> [To be done] Take each line that has the word "JSON" and return it.

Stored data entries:
##########
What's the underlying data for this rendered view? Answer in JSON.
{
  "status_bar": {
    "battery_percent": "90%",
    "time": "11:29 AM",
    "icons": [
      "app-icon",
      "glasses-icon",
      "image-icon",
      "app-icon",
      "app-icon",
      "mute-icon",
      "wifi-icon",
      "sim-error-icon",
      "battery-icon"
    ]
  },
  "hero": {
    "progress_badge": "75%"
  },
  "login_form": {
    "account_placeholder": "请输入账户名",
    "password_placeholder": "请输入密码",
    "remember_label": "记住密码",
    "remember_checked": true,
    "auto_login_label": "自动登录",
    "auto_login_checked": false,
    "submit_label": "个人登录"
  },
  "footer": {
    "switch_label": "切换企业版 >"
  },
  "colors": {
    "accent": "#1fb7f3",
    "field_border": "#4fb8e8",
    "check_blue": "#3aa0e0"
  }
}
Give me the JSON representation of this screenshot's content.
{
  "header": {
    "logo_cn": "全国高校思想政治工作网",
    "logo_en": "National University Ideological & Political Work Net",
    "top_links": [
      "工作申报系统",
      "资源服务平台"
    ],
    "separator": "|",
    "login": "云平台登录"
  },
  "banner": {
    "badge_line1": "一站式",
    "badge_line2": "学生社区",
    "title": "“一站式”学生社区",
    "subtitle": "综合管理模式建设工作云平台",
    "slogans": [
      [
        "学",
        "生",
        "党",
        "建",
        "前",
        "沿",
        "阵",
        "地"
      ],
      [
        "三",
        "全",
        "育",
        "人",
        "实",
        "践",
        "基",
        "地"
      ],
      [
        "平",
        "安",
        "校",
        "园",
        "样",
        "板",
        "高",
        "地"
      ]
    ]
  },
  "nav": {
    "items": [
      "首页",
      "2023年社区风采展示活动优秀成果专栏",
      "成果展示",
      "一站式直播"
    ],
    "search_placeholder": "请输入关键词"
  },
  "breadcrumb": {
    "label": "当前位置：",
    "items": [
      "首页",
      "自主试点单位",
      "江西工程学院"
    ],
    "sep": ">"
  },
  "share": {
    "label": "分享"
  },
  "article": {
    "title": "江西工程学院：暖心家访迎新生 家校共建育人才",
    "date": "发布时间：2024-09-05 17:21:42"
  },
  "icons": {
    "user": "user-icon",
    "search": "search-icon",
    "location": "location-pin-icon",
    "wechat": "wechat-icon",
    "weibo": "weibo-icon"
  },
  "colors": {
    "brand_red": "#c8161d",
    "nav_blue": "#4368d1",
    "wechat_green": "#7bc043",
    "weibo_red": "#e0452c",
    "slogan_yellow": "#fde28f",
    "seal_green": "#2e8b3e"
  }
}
##########
> [Response below]
What's the underlying data for this rendered view? Answer in JSON.
Give me the JSON representation of this screenshot's content.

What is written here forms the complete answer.